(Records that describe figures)
--- start ---

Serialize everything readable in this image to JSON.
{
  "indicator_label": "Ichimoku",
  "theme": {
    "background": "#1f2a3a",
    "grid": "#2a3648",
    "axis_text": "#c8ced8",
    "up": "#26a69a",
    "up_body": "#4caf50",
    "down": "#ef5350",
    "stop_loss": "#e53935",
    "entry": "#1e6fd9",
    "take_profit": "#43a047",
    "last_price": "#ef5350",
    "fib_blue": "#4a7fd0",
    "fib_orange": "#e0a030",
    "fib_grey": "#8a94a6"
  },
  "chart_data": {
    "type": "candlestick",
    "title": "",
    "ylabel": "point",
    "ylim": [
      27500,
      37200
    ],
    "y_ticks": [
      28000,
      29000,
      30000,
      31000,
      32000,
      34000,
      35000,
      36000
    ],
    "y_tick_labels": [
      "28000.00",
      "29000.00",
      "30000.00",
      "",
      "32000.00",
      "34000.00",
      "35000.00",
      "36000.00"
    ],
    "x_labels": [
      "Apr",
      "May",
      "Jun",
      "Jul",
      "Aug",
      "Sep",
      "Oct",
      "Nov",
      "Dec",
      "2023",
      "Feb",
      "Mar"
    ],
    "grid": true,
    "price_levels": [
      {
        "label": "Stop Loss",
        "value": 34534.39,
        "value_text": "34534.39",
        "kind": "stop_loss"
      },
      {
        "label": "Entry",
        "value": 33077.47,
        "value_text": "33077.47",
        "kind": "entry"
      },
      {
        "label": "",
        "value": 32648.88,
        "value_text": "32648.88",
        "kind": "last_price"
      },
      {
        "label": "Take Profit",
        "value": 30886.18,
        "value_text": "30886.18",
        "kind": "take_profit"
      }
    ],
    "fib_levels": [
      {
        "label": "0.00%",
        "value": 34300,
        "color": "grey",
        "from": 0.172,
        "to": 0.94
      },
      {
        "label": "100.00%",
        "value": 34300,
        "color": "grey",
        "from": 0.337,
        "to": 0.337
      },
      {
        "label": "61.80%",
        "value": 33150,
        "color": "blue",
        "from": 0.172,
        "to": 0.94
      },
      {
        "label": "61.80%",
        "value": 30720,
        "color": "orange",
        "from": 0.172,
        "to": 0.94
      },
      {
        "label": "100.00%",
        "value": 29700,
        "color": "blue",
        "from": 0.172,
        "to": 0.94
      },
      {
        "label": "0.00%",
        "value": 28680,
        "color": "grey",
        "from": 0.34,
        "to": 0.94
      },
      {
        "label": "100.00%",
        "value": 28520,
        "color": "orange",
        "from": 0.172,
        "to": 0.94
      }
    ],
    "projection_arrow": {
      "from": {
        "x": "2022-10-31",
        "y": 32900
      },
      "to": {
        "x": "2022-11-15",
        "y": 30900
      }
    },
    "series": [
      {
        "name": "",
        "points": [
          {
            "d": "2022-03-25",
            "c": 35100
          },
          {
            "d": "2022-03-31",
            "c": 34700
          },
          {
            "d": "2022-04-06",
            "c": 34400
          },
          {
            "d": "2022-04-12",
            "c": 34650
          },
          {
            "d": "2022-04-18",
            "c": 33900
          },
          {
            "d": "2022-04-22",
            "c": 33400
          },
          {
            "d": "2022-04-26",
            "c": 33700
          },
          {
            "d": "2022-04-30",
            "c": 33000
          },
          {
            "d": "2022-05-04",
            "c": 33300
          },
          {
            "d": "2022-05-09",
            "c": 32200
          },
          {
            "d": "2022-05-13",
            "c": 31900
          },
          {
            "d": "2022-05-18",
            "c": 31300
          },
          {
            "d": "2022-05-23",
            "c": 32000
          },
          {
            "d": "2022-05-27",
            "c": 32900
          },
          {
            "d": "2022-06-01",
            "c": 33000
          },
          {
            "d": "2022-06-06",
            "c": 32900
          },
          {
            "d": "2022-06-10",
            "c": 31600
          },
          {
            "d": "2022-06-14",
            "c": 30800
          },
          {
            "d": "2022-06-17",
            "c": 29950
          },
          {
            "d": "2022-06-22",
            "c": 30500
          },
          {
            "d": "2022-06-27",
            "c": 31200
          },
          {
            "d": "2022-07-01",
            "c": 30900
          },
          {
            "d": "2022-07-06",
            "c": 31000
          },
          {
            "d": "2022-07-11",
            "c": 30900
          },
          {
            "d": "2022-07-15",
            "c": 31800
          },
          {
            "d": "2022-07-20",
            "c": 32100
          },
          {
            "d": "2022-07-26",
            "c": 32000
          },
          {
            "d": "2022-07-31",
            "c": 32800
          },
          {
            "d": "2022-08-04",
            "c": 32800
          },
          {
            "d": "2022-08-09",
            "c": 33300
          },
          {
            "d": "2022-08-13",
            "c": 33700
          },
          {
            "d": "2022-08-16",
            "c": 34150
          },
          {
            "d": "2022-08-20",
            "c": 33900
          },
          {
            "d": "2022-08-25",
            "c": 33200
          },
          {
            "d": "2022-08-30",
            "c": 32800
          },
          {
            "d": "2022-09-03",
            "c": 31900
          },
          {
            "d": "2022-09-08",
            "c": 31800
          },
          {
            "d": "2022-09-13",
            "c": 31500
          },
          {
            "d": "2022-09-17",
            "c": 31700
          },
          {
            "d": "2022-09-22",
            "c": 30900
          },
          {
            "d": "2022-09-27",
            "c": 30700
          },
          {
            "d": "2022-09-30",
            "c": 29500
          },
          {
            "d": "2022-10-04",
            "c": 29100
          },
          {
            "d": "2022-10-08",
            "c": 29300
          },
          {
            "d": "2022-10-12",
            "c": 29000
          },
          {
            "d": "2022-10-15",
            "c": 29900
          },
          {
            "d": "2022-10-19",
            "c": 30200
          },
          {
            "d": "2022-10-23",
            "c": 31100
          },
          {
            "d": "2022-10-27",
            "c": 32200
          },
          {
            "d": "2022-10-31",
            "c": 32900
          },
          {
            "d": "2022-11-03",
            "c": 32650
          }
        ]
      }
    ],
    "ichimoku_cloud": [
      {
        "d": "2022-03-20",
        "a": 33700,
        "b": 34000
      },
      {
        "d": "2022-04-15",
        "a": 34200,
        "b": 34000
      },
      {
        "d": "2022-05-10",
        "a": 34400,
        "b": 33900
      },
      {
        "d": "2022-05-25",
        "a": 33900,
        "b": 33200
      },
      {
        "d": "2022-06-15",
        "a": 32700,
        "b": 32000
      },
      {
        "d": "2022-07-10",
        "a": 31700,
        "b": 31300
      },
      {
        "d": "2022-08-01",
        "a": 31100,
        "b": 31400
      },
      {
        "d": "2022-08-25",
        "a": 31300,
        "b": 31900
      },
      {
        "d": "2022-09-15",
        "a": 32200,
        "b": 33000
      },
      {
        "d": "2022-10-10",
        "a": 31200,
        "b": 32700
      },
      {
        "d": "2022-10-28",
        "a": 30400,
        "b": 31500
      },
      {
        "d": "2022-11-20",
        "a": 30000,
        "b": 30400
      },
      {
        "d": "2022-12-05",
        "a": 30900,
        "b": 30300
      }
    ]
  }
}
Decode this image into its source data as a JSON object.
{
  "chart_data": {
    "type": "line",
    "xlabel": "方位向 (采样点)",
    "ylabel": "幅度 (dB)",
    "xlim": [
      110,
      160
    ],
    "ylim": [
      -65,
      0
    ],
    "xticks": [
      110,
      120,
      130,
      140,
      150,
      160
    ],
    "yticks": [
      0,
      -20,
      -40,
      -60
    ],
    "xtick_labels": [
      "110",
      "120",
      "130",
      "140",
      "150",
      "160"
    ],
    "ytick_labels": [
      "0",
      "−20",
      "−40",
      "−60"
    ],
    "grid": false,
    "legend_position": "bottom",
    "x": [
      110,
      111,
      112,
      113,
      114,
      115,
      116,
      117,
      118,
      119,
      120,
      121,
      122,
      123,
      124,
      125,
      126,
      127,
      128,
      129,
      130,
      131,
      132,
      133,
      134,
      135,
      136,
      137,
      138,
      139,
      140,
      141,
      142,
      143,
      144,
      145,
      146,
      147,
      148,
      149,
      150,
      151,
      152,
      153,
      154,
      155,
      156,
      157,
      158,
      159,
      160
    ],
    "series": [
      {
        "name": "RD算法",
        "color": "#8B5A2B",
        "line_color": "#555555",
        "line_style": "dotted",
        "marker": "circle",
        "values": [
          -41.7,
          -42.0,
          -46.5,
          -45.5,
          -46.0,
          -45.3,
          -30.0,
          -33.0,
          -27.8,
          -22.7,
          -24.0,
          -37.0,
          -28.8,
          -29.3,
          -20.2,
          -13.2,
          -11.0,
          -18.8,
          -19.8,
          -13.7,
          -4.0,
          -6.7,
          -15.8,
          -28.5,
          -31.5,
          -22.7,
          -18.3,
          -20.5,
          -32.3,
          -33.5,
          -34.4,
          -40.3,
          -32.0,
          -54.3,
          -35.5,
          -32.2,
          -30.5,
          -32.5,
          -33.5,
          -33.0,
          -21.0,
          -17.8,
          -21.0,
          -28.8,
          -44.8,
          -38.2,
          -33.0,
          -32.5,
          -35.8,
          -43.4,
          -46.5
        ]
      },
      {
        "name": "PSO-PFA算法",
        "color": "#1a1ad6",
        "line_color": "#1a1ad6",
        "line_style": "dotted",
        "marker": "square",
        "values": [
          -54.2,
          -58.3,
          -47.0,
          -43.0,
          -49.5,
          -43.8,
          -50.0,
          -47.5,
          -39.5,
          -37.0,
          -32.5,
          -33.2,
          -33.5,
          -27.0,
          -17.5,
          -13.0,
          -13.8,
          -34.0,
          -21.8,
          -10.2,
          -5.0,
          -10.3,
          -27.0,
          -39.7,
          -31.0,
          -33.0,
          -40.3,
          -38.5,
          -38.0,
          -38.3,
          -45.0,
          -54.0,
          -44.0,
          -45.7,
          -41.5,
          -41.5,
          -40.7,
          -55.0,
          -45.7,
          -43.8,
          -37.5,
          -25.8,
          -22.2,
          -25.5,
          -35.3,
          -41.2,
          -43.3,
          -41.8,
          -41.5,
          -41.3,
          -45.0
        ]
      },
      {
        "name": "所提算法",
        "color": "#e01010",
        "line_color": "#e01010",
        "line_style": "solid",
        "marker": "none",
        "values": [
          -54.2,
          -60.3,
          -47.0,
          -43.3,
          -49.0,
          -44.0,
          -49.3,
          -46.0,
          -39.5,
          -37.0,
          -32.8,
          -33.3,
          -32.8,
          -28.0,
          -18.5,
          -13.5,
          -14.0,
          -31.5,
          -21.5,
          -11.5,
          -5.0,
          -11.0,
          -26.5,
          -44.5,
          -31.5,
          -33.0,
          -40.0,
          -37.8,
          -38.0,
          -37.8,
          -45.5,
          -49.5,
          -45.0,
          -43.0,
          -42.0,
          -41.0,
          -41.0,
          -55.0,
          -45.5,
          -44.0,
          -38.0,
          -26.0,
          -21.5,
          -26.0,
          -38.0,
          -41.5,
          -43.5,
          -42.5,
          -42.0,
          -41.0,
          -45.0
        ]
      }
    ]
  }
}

--- end ---

WHAT TO PRODUCE: From the listing above, pick out each line where the word "image" appears.

RESPONSE:
Serialize everything readable in this image to JSON.
Decode this image into its source data as a JSON object.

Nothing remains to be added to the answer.